_WRITTEN TASK_
Copy the rows word for word, from the first line of the rows up to and including the line with "Output each element". Leave the pictures out.

_RECORDS SHOWN_

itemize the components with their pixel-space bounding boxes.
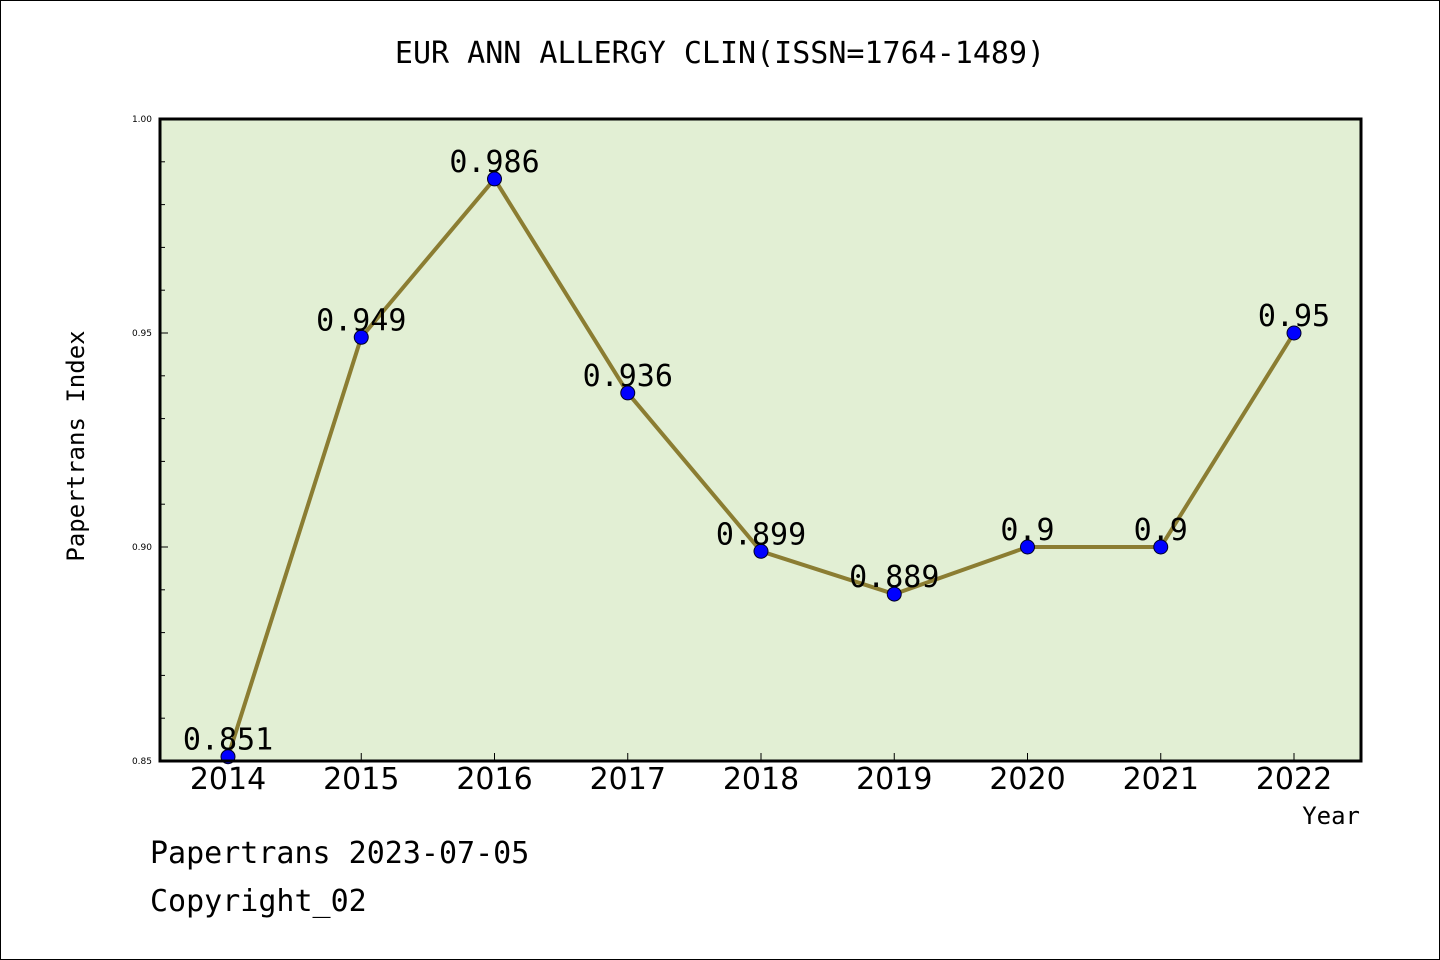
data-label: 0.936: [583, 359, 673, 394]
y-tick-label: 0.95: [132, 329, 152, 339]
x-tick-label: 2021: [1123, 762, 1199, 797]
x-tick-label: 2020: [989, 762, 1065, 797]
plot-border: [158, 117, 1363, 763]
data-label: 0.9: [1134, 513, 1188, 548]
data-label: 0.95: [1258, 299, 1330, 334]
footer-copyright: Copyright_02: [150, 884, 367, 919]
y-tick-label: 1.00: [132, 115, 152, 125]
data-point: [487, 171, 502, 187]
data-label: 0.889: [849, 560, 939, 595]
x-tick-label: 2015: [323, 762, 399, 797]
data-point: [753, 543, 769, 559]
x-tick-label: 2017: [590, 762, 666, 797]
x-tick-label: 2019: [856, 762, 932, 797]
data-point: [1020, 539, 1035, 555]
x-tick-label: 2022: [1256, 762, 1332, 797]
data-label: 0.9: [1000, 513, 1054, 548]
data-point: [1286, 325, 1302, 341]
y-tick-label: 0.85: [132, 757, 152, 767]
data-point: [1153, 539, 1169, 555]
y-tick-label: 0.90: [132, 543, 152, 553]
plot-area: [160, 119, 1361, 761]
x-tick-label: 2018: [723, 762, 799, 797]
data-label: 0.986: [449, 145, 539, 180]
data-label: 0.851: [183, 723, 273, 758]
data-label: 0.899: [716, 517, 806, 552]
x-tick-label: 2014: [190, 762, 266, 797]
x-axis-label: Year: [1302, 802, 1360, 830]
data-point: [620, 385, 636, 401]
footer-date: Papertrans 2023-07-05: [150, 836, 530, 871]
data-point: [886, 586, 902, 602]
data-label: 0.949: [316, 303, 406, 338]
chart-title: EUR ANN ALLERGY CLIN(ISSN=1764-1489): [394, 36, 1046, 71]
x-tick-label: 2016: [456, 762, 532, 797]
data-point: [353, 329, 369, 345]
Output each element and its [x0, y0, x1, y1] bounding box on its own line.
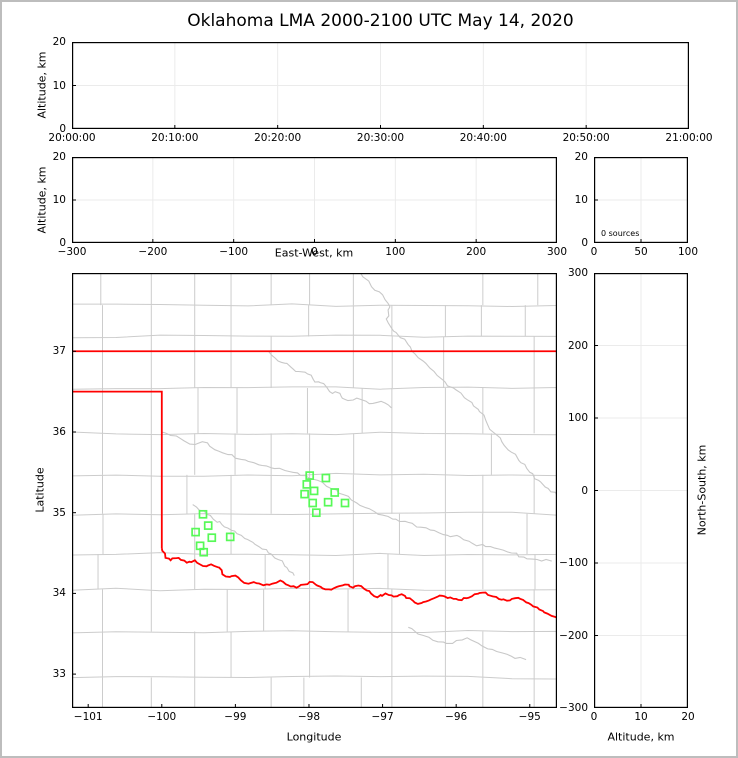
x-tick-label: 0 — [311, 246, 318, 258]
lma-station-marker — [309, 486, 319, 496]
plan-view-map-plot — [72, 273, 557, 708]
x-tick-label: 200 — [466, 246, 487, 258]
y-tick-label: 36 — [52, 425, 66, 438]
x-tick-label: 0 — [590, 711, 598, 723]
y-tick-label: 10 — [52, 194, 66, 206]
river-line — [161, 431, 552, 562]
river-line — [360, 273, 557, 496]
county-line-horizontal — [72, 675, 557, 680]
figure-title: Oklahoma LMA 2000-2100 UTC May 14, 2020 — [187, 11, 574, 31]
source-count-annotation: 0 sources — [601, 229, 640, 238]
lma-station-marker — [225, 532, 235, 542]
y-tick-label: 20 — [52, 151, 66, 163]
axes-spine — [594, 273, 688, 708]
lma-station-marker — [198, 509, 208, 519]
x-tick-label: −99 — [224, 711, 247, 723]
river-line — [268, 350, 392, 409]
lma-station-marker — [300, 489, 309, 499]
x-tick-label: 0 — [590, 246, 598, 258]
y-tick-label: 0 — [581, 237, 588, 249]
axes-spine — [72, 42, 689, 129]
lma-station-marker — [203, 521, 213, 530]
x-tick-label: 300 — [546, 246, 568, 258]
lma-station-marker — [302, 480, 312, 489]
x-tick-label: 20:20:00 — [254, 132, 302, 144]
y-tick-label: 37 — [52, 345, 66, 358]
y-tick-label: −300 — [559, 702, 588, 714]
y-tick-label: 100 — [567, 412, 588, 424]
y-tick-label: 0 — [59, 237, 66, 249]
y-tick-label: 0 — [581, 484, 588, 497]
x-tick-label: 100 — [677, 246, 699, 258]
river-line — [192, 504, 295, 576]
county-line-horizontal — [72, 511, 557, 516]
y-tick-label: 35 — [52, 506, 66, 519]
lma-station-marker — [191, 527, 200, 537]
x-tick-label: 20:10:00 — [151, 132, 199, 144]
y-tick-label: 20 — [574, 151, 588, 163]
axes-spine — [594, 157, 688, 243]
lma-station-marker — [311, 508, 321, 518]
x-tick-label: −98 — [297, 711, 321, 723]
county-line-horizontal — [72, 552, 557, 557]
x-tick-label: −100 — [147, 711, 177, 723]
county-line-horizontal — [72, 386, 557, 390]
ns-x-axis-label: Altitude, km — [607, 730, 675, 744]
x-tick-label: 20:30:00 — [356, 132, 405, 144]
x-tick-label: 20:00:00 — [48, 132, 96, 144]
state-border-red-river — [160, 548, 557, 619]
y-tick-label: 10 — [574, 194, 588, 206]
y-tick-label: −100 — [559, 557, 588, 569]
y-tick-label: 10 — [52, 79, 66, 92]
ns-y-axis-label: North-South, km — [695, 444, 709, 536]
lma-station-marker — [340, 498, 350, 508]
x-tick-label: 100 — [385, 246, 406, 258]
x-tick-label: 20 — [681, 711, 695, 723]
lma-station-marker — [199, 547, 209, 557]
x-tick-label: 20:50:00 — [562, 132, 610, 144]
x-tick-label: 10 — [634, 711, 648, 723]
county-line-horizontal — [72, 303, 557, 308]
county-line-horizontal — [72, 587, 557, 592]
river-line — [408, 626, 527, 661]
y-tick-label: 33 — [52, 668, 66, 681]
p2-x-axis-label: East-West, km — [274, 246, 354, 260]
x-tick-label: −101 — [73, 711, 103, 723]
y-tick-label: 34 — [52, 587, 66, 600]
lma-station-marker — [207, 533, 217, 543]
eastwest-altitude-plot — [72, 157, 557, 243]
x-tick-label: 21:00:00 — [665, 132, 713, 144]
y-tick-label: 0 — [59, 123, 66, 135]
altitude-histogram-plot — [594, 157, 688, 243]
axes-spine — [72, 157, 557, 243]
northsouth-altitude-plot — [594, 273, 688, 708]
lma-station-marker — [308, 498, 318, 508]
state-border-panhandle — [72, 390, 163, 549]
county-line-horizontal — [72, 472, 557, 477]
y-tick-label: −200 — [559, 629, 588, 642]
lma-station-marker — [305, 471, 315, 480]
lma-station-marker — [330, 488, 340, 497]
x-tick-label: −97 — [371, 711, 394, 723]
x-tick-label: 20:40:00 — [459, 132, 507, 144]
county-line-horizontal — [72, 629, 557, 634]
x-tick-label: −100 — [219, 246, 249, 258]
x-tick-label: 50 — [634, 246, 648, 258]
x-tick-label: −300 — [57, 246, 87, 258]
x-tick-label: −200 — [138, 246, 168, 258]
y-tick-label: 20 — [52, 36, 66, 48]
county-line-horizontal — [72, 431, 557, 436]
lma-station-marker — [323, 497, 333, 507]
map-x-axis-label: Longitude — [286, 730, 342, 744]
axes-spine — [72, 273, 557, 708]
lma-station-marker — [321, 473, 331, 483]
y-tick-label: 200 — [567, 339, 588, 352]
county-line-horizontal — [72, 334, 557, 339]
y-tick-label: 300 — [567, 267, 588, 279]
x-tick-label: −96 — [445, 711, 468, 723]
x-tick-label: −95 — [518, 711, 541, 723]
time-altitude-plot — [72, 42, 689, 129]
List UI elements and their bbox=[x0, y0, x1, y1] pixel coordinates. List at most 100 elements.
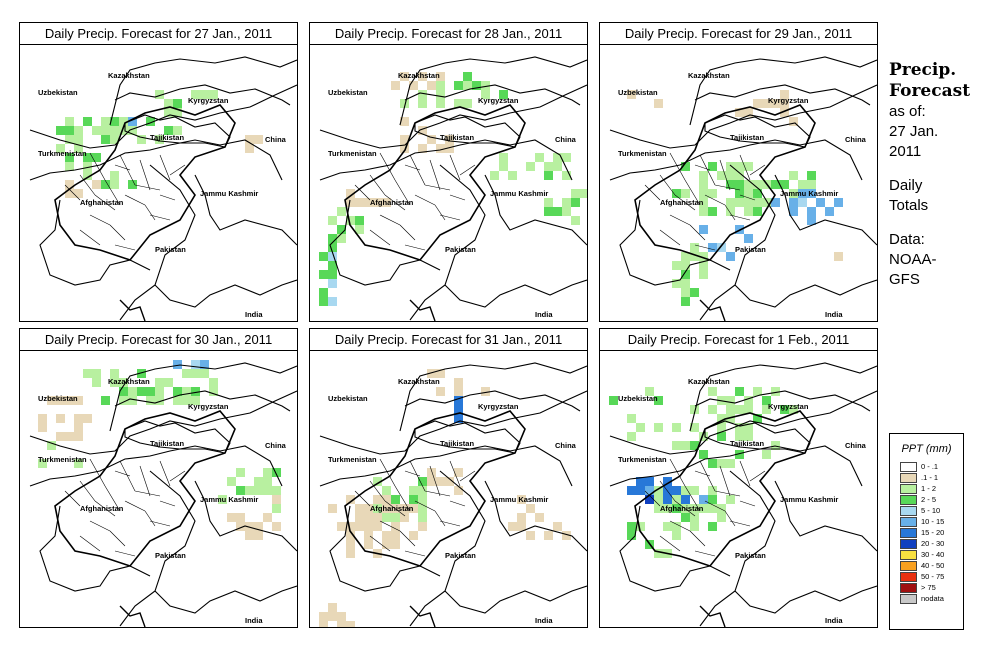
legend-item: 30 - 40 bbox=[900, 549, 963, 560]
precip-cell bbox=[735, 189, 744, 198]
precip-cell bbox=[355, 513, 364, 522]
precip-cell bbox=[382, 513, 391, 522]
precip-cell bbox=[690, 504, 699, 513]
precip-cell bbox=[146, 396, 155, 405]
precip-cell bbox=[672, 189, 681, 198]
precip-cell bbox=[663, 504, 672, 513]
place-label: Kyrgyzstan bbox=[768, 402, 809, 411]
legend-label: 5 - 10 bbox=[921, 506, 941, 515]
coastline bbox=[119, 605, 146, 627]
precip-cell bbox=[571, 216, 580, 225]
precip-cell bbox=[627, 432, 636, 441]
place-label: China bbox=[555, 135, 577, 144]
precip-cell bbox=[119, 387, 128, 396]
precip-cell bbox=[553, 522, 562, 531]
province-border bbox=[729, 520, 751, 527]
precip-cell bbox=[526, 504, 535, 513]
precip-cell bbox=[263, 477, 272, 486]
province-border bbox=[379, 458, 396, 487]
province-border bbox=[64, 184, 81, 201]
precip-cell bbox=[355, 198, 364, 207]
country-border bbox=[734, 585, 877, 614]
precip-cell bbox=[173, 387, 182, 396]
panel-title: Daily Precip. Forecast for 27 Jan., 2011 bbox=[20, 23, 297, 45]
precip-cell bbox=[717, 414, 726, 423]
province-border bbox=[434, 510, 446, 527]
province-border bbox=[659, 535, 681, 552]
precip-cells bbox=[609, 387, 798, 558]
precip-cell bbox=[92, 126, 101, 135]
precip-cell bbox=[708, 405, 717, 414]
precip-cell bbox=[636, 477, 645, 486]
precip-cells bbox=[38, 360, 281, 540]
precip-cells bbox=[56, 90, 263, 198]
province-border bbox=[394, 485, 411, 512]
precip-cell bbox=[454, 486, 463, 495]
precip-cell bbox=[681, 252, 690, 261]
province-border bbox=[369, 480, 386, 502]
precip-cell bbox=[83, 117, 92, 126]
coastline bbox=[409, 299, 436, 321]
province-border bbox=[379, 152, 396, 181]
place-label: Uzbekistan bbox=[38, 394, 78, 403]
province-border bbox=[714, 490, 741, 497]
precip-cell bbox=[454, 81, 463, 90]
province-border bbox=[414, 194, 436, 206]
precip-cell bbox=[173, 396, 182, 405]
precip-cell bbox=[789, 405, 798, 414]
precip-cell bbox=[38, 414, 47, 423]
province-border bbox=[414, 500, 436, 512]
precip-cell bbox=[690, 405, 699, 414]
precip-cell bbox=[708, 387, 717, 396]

_OUTPUT FOR THIS TASK_
itemize the components with their pixel-space bounding boxes.
data-label: 0.936: [583, 359, 673, 394]
y-tick-label: 0.95: [132, 329, 152, 339]
x-tick-label: 2021: [1123, 762, 1199, 797]
x-tick-label: 2020: [989, 762, 1065, 797]
plot-border: [158, 117, 1363, 763]
data-label: 0.9: [1134, 513, 1188, 548]
data-label: 0.95: [1258, 299, 1330, 334]
footer-copyright: Copyright_02: [150, 884, 367, 919]
y-tick-label: 1.00: [132, 115, 152, 125]
data-point: [487, 171, 502, 187]
data-label: 0.889: [849, 560, 939, 595]
x-tick-label: 2015: [323, 762, 399, 797]
data-point: [753, 543, 769, 559]
x-tick-label: 2017: [590, 762, 666, 797]
x-tick-label: 2019: [856, 762, 932, 797]
data-point: [1020, 539, 1035, 555]
x-tick-label: 2022: [1256, 762, 1332, 797]
data-label: 0.9: [1000, 513, 1054, 548]
data-point: [1286, 325, 1302, 341]
y-tick-label: 0.85: [132, 757, 152, 767]
data-point: [1153, 539, 1169, 555]
y-tick-label: 0.90: [132, 543, 152, 553]
plot-area: [160, 119, 1361, 761]
x-tick-label: 2018: [723, 762, 799, 797]
data-label: 0.986: [449, 145, 539, 180]
data-label: 0.851: [183, 723, 273, 758]
data-label: 0.899: [716, 517, 806, 552]
x-tick-label: 2014: [190, 762, 266, 797]
x-axis-label: Year: [1302, 802, 1360, 830]
data-point: [620, 385, 636, 401]
footer-date: Papertrans 2023-07-05: [150, 836, 530, 871]
data-point: [886, 586, 902, 602]
data-label: 0.949: [316, 303, 406, 338]
chart-title: EUR ANN ALLERGY CLIN(ISSN=1764-1489): [394, 36, 1046, 71]
x-tick-label: 2016: [456, 762, 532, 797]
data-point: [353, 329, 369, 345]
Output each element and its [x0, y0, x1, y1] bounding box on its own line.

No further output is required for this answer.